Recorded data:
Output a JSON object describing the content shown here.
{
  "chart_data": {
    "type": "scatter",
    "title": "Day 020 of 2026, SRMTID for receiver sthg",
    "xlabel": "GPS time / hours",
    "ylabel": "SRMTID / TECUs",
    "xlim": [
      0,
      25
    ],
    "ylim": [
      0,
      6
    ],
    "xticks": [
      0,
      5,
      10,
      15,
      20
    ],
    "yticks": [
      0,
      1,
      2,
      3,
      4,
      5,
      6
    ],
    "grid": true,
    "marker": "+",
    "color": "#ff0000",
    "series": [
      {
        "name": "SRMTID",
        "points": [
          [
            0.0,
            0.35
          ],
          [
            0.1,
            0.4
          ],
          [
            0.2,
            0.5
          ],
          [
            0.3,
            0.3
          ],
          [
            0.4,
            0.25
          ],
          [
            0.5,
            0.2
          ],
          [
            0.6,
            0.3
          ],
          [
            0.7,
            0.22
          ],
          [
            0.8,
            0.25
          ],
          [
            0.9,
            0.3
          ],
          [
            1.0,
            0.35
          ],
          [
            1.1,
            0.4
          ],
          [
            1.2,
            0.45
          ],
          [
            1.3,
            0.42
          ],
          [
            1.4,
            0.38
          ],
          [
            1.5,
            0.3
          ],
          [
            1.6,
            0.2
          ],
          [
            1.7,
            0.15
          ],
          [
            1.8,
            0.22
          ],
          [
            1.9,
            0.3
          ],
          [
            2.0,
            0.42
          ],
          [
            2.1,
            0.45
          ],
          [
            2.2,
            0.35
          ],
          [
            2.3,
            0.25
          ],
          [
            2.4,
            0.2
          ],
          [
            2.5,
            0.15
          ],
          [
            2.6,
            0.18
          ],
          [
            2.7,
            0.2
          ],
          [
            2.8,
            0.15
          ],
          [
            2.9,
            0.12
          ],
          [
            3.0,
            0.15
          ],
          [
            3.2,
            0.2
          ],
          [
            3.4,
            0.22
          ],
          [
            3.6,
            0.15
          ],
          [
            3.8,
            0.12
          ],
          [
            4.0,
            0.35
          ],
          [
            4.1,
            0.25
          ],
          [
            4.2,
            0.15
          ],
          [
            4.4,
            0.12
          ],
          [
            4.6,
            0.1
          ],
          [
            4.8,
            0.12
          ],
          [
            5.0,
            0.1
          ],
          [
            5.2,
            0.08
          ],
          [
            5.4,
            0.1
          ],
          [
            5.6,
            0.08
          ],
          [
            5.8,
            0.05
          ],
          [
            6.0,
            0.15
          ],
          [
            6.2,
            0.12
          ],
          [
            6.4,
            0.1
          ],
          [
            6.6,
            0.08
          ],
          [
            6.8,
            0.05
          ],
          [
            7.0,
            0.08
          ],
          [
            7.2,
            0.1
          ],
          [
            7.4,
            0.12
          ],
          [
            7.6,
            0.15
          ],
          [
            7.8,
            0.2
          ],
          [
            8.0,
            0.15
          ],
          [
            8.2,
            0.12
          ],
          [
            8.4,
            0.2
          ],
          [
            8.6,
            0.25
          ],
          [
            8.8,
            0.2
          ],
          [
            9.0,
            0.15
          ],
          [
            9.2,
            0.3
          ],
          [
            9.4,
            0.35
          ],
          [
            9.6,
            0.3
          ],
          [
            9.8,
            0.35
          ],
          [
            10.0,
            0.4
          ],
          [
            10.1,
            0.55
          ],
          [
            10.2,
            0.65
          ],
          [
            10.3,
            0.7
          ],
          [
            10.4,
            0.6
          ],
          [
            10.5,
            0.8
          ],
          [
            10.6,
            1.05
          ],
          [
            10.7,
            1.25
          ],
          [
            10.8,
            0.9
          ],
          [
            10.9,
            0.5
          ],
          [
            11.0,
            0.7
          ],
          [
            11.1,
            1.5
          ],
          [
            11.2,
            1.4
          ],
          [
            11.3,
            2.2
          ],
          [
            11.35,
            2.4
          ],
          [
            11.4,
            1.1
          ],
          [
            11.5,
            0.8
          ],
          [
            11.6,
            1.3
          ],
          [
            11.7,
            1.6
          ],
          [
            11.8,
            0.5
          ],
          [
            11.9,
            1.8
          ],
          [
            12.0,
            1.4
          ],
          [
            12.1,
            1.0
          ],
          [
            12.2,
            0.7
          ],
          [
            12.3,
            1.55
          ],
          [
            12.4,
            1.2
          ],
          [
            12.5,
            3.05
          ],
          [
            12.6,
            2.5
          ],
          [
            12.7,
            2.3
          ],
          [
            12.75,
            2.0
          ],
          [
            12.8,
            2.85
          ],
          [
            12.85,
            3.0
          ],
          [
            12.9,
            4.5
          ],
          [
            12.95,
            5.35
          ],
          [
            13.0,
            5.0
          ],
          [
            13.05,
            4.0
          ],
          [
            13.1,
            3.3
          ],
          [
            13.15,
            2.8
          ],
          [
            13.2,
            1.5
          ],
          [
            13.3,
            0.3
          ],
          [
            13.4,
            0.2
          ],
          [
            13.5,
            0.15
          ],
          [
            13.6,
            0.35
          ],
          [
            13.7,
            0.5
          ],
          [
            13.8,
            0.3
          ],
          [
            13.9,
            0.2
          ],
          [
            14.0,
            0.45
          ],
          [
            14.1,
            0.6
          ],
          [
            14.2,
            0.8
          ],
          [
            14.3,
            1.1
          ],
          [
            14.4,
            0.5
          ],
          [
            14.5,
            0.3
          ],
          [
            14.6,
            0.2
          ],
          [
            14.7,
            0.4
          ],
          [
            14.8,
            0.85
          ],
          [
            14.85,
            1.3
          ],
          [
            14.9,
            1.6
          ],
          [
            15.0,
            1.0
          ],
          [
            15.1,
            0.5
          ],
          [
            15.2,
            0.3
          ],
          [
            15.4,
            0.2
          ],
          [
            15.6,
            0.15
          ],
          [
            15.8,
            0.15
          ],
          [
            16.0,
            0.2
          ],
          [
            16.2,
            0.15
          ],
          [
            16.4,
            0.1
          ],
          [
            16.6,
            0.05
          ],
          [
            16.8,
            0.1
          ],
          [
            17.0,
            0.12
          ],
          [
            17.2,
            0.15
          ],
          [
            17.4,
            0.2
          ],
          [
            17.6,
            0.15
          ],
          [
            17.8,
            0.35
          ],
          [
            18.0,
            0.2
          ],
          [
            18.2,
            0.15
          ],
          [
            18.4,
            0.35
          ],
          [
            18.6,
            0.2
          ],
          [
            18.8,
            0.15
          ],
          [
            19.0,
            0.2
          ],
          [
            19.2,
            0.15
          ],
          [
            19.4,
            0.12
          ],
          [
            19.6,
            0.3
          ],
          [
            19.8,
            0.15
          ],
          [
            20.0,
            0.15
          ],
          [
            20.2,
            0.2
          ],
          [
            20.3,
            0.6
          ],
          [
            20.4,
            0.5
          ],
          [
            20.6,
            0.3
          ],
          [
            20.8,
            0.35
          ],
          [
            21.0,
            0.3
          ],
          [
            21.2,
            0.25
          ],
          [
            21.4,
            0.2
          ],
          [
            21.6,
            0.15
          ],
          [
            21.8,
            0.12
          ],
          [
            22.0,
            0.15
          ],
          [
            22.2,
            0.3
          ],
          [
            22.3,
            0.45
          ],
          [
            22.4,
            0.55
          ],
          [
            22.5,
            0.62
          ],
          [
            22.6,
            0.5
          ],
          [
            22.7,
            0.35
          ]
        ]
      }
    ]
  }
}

Instructions to follow:
Copy every record exactly, with nothing added or dropped.

Exercise result:
Output a JSON object describing the content shown here.
{
  "chart_data": {
    "type": "scatter",
    "title": "Day 020 of 2026, SRMTID for receiver sthg",
    "xlabel": "GPS time / hours",
    "ylabel": "SRMTID / TECUs",
    "xlim": [
      0,
      25
    ],
    "ylim": [
      0,
      6
    ],
    "xticks": [
      0,
      5,
      10,
      15,
      20
    ],
    "yticks": [
      0,
      1,
      2,
      3,
      4,
      5,
      6
    ],
    "grid": true,
    "marker": "+",
    "color": "#ff0000",
    "series": [
      {
        "name": "SRMTID",
        "points": [
          [
            0.0,
            0.35
          ],
          [
            0.1,
            0.4
          ],
          [
            0.2,
            0.5
          ],
          [
            0.3,
            0.3
          ],
          [
            0.4,
            0.25
          ],
          [
            0.5,
            0.2
          ],
          [
            0.6,
            0.3
          ],
          [
            0.7,
            0.22
          ],
          [
            0.8,
            0.25
          ],
          [
            0.9,
            0.3
          ],
          [
            1.0,
            0.35
          ],
          [
            1.1,
            0.4
          ],
          [
            1.2,
            0.45
          ],
          [
            1.3,
            0.42
          ],
          [
            1.4,
            0.38
          ],
          [
            1.5,
            0.3
          ],
          [
            1.6,
            0.2
          ],
          [
            1.7,
            0.15
          ],
          [
            1.8,
            0.22
          ],
          [
            1.9,
            0.3
          ],
          [
            2.0,
            0.42
          ],
          [
            2.1,
            0.45
          ],
          [
            2.2,
            0.35
          ],
          [
            2.3,
            0.25
          ],
          [
            2.4,
            0.2
          ],
          [
            2.5,
            0.15
          ],
          [
            2.6,
            0.18
          ],
          [
            2.7,
            0.2
          ],
          [
            2.8,
            0.15
          ],
          [
            2.9,
            0.12
          ],
          [
            3.0,
            0.15
          ],
          [
            3.2,
            0.2
          ],
          [
            3.4,
            0.22
          ],
          [
            3.6,
            0.15
          ],
          [
            3.8,
            0.12
          ],
          [
            4.0,
            0.35
          ],
          [
            4.1,
            0.25
          ],
          [
            4.2,
            0.15
          ],
          [
            4.4,
            0.12
          ],
          [
            4.6,
            0.1
          ],
          [
            4.8,
            0.12
          ],
          [
            5.0,
            0.1
          ],
          [
            5.2,
            0.08
          ],
          [
            5.4,
            0.1
          ],
          [
            5.6,
            0.08
          ],
          [
            5.8,
            0.05
          ],
          [
            6.0,
            0.15
          ],
          [
            6.2,
            0.12
          ],
          [
            6.4,
            0.1
          ],
          [
            6.6,
            0.08
          ],
          [
            6.8,
            0.05
          ],
          [
            7.0,
            0.08
          ],
          [
            7.2,
            0.1
          ],
          [
            7.4,
            0.12
          ],
          [
            7.6,
            0.15
          ],
          [
            7.8,
            0.2
          ],
          [
            8.0,
            0.15
          ],
          [
            8.2,
            0.12
          ],
          [
            8.4,
            0.2
          ],
          [
            8.6,
            0.25
          ],
          [
            8.8,
            0.2
          ],
          [
            9.0,
            0.15
          ],
          [
            9.2,
            0.3
          ],
          [
            9.4,
            0.35
          ],
          [
            9.6,
            0.3
          ],
          [
            9.8,
            0.35
          ],
          [
            10.0,
            0.4
          ],
          [
            10.1,
            0.55
          ],
          [
            10.2,
            0.65
          ],
          [
            10.3,
            0.7
          ],
          [
            10.4,
            0.6
          ],
          [
            10.5,
            0.8
          ],
          [
            10.6,
            1.05
          ],
          [
            10.7,
            1.25
          ],
          [
            10.8,
            0.9
          ],
          [
            10.9,
            0.5
          ],
          [
            11.0,
            0.7
          ],
          [
            11.1,
            1.5
          ],
          [
            11.2,
            1.4
          ],
          [
            11.3,
            2.2
          ],
          [
            11.35,
            2.4
          ],
          [
            11.4,
            1.1
          ],
          [
            11.5,
            0.8
          ],
          [
            11.6,
            1.3
          ],
          [
            11.7,
            1.6
          ],
          [
            11.8,
            0.5
          ],
          [
            11.9,
            1.8
          ],
          [
            12.0,
            1.4
          ],
          [
            12.1,
            1.0
          ],
          [
            12.2,
            0.7
          ],
          [
            12.3,
            1.55
          ],
          [
            12.4,
            1.2
          ],
          [
            12.5,
            3.05
          ],
          [
            12.6,
            2.5
          ],
          [
            12.7,
            2.3
          ],
          [
            12.75,
            2.0
          ],
          [
            12.8,
            2.85
          ],
          [
            12.85,
            3.0
          ],
          [
            12.9,
            4.5
          ],
          [
            12.95,
            5.35
          ],
          [
            13.0,
            5.0
          ],
          [
            13.05,
            4.0
          ],
          [
            13.1,
            3.3
          ],
          [
            13.15,
            2.8
          ],
          [
            13.2,
            1.5
          ],
          [
            13.3,
            0.3
          ],
          [
            13.4,
            0.2
          ],
          [
            13.5,
            0.15
          ],
          [
            13.6,
            0.35
          ],
          [
            13.7,
            0.5
          ],
          [
            13.8,
            0.3
          ],
          [
            13.9,
            0.2
          ],
          [
            14.0,
            0.45
          ],
          [
            14.1,
            0.6
          ],
          [
            14.2,
            0.8
          ],
          [
            14.3,
            1.1
          ],
          [
            14.4,
            0.5
          ],
          [
            14.5,
            0.3
          ],
          [
            14.6,
            0.2
          ],
          [
            14.7,
            0.4
          ],
          [
            14.8,
            0.85
          ],
          [
            14.85,
            1.3
          ],
          [
            14.9,
            1.6
          ],
          [
            15.0,
            1.0
          ],
          [
            15.1,
            0.5
          ],
          [
            15.2,
            0.3
          ],
          [
            15.4,
            0.2
          ],
          [
            15.6,
            0.15
          ],
          [
            15.8,
            0.15
          ],
          [
            16.0,
            0.2
          ],
          [
            16.2,
            0.15
          ],
          [
            16.4,
            0.1
          ],
          [
            16.6,
            0.05
          ],
          [
            16.8,
            0.1
          ],
          [
            17.0,
            0.12
          ],
          [
            17.2,
            0.15
          ],
          [
            17.4,
            0.2
          ],
          [
            17.6,
            0.15
          ],
          [
            17.8,
            0.35
          ],
          [
            18.0,
            0.2
          ],
          [
            18.2,
            0.15
          ],
          [
            18.4,
            0.35
          ],
          [
            18.6,
            0.2
          ],
          [
            18.8,
            0.15
          ],
          [
            19.0,
            0.2
          ],
          [
            19.2,
            0.15
          ],
          [
            19.4,
            0.12
          ],
          [
            19.6,
            0.3
          ],
          [
            19.8,
            0.15
          ],
          [
            20.0,
            0.15
          ],
          [
            20.2,
            0.2
          ],
          [
            20.3,
            0.6
          ],
          [
            20.4,
            0.5
          ],
          [
            20.6,
            0.3
          ],
          [
            20.8,
            0.35
          ],
          [
            21.0,
            0.3
          ],
          [
            21.2,
            0.25
          ],
          [
            21.4,
            0.2
          ],
          [
            21.6,
            0.15
          ],
          [
            21.8,
            0.12
          ],
          [
            22.0,
            0.15
          ],
          [
            22.2,
            0.3
          ],
          [
            22.3,
            0.45
          ],
          [
            22.4,
            0.55
          ],
          [
            22.5,
            0.62
          ],
          [
            22.6,
            0.5
          ],
          [
            22.7,
            0.35
          ]
        ]
      }
    ]
  }
}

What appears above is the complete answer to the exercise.